(Dataset entries)
______________________________
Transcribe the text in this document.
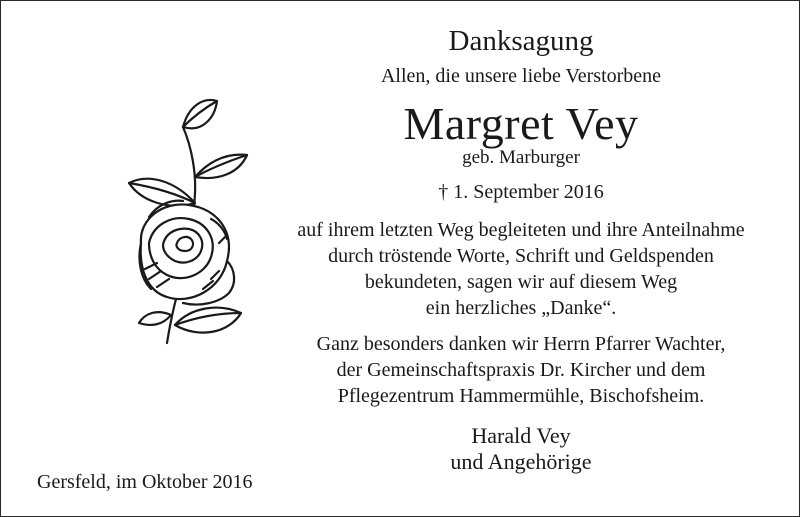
Danksagung
Allen, die unsere liebe Verstorbene
Margret Vey
geb. Marburger
† 1. September 2016
auf ihrem letzten Weg begleiteten und ihre Anteilnahme
durch tröstende Worte, Schrift und Geldspenden
bekundeten, sagen wir auf diesem Weg
ein herzliches „Danke“.
Ganz besonders danken wir Herrn Pfarrer Wachter,
der Gemeinschaftspraxis Dr. Kircher und dem
Pflegezentrum Hammermühle, Bischofsheim.
Harald Vey
und Angehörige
Gersfeld, im Oktober 2016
______________________________
**What to do**
Write out all the entries exactly, except for the pictures.

**Solution**
Transcribe the text in this document.
Danksagung
Allen, die unsere liebe Verstorbene
Margret Vey
geb. Marburger
† 1. September 2016
auf ihrem letzten Weg begleiteten und ihre Anteilnahme
durch tröstende Worte, Schrift und Geldspenden
bekundeten, sagen wir auf diesem Weg
ein herzliches „Danke“.
Ganz besonders danken wir Herrn Pfarrer Wachter,
der Gemeinschaftspraxis Dr. Kircher und dem
Pflegezentrum Hammermühle, Bischofsheim.
Harald Vey
und Angehörige
Gersfeld, im Oktober 2016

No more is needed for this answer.